• _Directions for this task_
Repeat each record below exactly, dropping the pictures.

[Entries from a dataset]
-- START --

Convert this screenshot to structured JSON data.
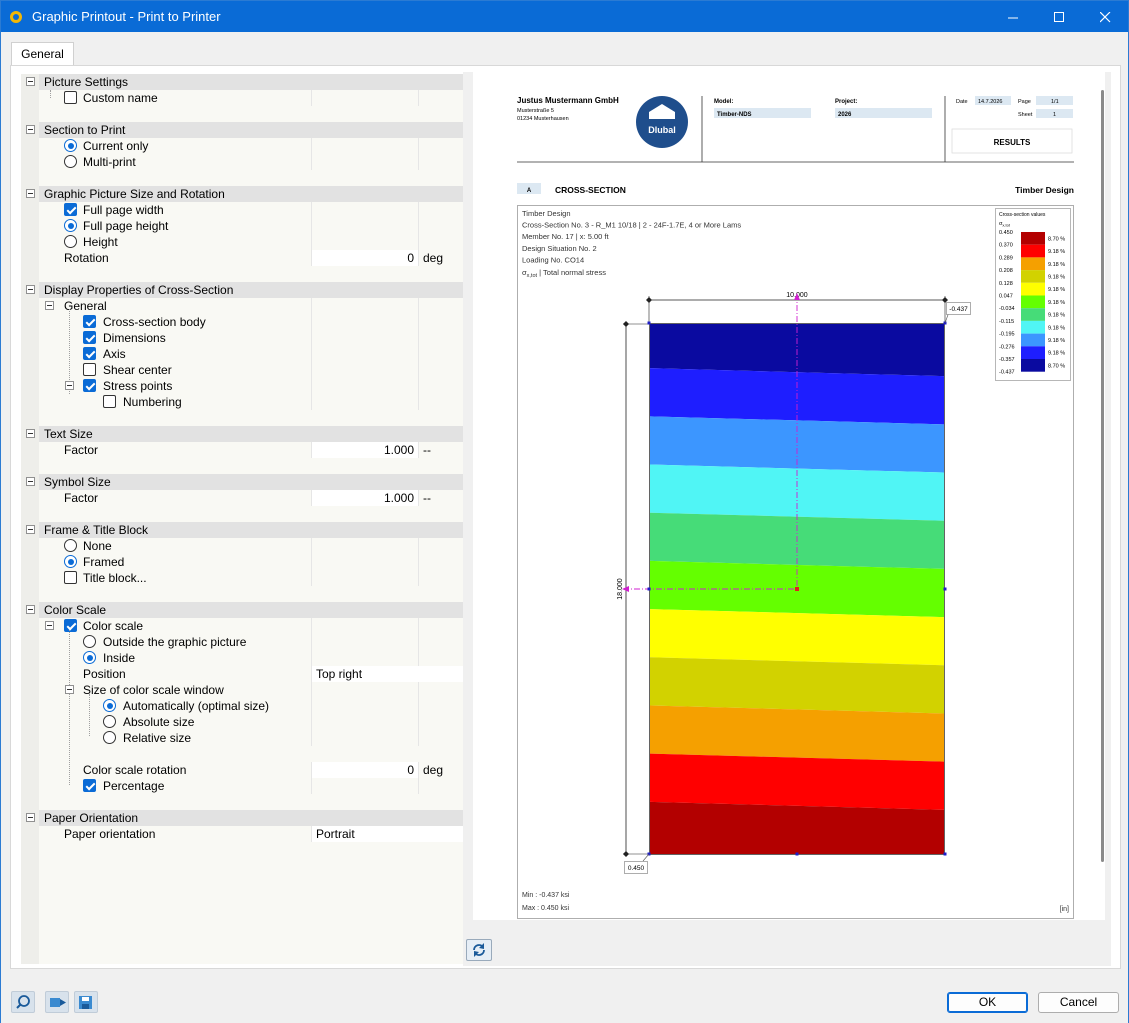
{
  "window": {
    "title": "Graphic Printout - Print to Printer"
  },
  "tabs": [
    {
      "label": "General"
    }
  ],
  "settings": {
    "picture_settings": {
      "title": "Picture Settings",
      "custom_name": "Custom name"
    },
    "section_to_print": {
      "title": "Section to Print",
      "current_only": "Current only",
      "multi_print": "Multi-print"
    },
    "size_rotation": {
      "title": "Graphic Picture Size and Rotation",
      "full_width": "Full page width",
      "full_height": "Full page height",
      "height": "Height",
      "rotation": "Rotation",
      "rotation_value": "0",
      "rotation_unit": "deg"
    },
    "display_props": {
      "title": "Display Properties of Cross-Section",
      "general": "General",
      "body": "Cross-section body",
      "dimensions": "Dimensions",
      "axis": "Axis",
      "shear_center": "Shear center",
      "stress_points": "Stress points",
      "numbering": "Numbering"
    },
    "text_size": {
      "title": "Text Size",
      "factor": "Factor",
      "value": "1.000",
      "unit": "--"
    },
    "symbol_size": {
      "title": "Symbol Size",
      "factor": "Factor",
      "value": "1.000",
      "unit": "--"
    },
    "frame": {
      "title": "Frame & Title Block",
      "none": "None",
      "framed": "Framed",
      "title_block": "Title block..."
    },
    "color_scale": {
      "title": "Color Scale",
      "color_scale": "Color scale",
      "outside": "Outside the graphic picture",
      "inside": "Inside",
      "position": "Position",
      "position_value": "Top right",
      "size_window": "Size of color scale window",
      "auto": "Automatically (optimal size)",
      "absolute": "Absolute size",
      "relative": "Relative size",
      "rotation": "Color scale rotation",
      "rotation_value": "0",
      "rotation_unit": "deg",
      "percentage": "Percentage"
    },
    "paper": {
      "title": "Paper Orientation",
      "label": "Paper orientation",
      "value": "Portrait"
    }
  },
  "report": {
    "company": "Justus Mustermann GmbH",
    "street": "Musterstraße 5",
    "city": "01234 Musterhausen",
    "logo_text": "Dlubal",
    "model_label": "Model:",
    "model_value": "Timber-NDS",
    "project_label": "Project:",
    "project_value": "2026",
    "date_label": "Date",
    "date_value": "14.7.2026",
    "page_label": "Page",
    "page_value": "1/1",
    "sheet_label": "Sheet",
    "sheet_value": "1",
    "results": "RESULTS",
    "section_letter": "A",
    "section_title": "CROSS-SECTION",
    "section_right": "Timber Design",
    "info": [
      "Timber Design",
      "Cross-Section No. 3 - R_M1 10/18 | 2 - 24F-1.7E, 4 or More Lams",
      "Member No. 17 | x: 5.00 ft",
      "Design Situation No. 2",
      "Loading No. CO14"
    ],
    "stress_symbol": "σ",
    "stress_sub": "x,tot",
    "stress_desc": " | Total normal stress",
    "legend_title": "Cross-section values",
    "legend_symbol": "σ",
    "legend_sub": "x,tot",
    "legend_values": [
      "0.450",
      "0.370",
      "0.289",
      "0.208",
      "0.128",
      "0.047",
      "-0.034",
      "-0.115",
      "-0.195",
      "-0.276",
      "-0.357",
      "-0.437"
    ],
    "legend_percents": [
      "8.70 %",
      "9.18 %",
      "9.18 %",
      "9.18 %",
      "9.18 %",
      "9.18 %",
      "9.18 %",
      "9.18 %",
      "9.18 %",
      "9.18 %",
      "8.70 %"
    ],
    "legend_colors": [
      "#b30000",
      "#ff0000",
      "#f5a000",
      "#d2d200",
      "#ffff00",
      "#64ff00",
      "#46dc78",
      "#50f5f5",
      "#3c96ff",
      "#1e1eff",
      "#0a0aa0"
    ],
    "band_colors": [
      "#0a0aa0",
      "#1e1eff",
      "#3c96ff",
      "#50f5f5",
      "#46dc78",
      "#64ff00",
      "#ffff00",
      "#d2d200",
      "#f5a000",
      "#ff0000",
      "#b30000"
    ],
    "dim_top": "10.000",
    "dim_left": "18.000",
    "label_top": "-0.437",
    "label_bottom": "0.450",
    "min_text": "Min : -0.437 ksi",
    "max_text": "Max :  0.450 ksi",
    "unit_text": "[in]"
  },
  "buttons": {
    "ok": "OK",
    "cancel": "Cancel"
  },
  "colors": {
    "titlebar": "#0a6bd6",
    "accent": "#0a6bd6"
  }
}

-- END --

• _Solution for this problem_
Convert this screenshot to structured JSON data.
{
  "window": {
    "title": "Graphic Printout - Print to Printer"
  },
  "tabs": [
    {
      "label": "General"
    }
  ],
  "settings": {
    "picture_settings": {
      "title": "Picture Settings",
      "custom_name": "Custom name"
    },
    "section_to_print": {
      "title": "Section to Print",
      "current_only": "Current only",
      "multi_print": "Multi-print"
    },
    "size_rotation": {
      "title": "Graphic Picture Size and Rotation",
      "full_width": "Full page width",
      "full_height": "Full page height",
      "height": "Height",
      "rotation": "Rotation",
      "rotation_value": "0",
      "rotation_unit": "deg"
    },
    "display_props": {
      "title": "Display Properties of Cross-Section",
      "general": "General",
      "body": "Cross-section body",
      "dimensions": "Dimensions",
      "axis": "Axis",
      "shear_center": "Shear center",
      "stress_points": "Stress points",
      "numbering": "Numbering"
    },
    "text_size": {
      "title": "Text Size",
      "factor": "Factor",
      "value": "1.000",
      "unit": "--"
    },
    "symbol_size": {
      "title": "Symbol Size",
      "factor": "Factor",
      "value": "1.000",
      "unit": "--"
    },
    "frame": {
      "title": "Frame & Title Block",
      "none": "None",
      "framed": "Framed",
      "title_block": "Title block..."
    },
    "color_scale": {
      "title": "Color Scale",
      "color_scale": "Color scale",
      "outside": "Outside the graphic picture",
      "inside": "Inside",
      "position": "Position",
      "position_value": "Top right",
      "size_window": "Size of color scale window",
      "auto": "Automatically (optimal size)",
      "absolute": "Absolute size",
      "relative": "Relative size",
      "rotation": "Color scale rotation",
      "rotation_value": "0",
      "rotation_unit": "deg",
      "percentage": "Percentage"
    },
    "paper": {
      "title": "Paper Orientation",
      "label": "Paper orientation",
      "value": "Portrait"
    }
  },
  "report": {
    "company": "Justus Mustermann GmbH",
    "street": "Musterstraße 5",
    "city": "01234 Musterhausen",
    "logo_text": "Dlubal",
    "model_label": "Model:",
    "model_value": "Timber-NDS",
    "project_label": "Project:",
    "project_value": "2026",
    "date_label": "Date",
    "date_value": "14.7.2026",
    "page_label": "Page",
    "page_value": "1/1",
    "sheet_label": "Sheet",
    "sheet_value": "1",
    "results": "RESULTS",
    "section_letter": "A",
    "section_title": "CROSS-SECTION",
    "section_right": "Timber Design",
    "info": [
      "Timber Design",
      "Cross-Section No. 3 - R_M1 10/18 | 2 - 24F-1.7E, 4 or More Lams",
      "Member No. 17 | x: 5.00 ft",
      "Design Situation No. 2",
      "Loading No. CO14"
    ],
    "stress_symbol": "σ",
    "stress_sub": "x,tot",
    "stress_desc": " | Total normal stress",
    "legend_title": "Cross-section values",
    "legend_symbol": "σ",
    "legend_sub": "x,tot",
    "legend_values": [
      "0.450",
      "0.370",
      "0.289",
      "0.208",
      "0.128",
      "0.047",
      "-0.034",
      "-0.115",
      "-0.195",
      "-0.276",
      "-0.357",
      "-0.437"
    ],
    "legend_percents": [
      "8.70 %",
      "9.18 %",
      "9.18 %",
      "9.18 %",
      "9.18 %",
      "9.18 %",
      "9.18 %",
      "9.18 %",
      "9.18 %",
      "9.18 %",
      "8.70 %"
    ],
    "legend_colors": [
      "#b30000",
      "#ff0000",
      "#f5a000",
      "#d2d200",
      "#ffff00",
      "#64ff00",
      "#46dc78",
      "#50f5f5",
      "#3c96ff",
      "#1e1eff",
      "#0a0aa0"
    ],
    "band_colors": [
      "#0a0aa0",
      "#1e1eff",
      "#3c96ff",
      "#50f5f5",
      "#46dc78",
      "#64ff00",
      "#ffff00",
      "#d2d200",
      "#f5a000",
      "#ff0000",
      "#b30000"
    ],
    "dim_top": "10.000",
    "dim_left": "18.000",
    "label_top": "-0.437",
    "label_bottom": "0.450",
    "min_text": "Min : -0.437 ksi",
    "max_text": "Max :  0.450 ksi",
    "unit_text": "[in]"
  },
  "buttons": {
    "ok": "OK",
    "cancel": "Cancel"
  },
  "colors": {
    "titlebar": "#0a6bd6",
    "accent": "#0a6bd6"
  }
}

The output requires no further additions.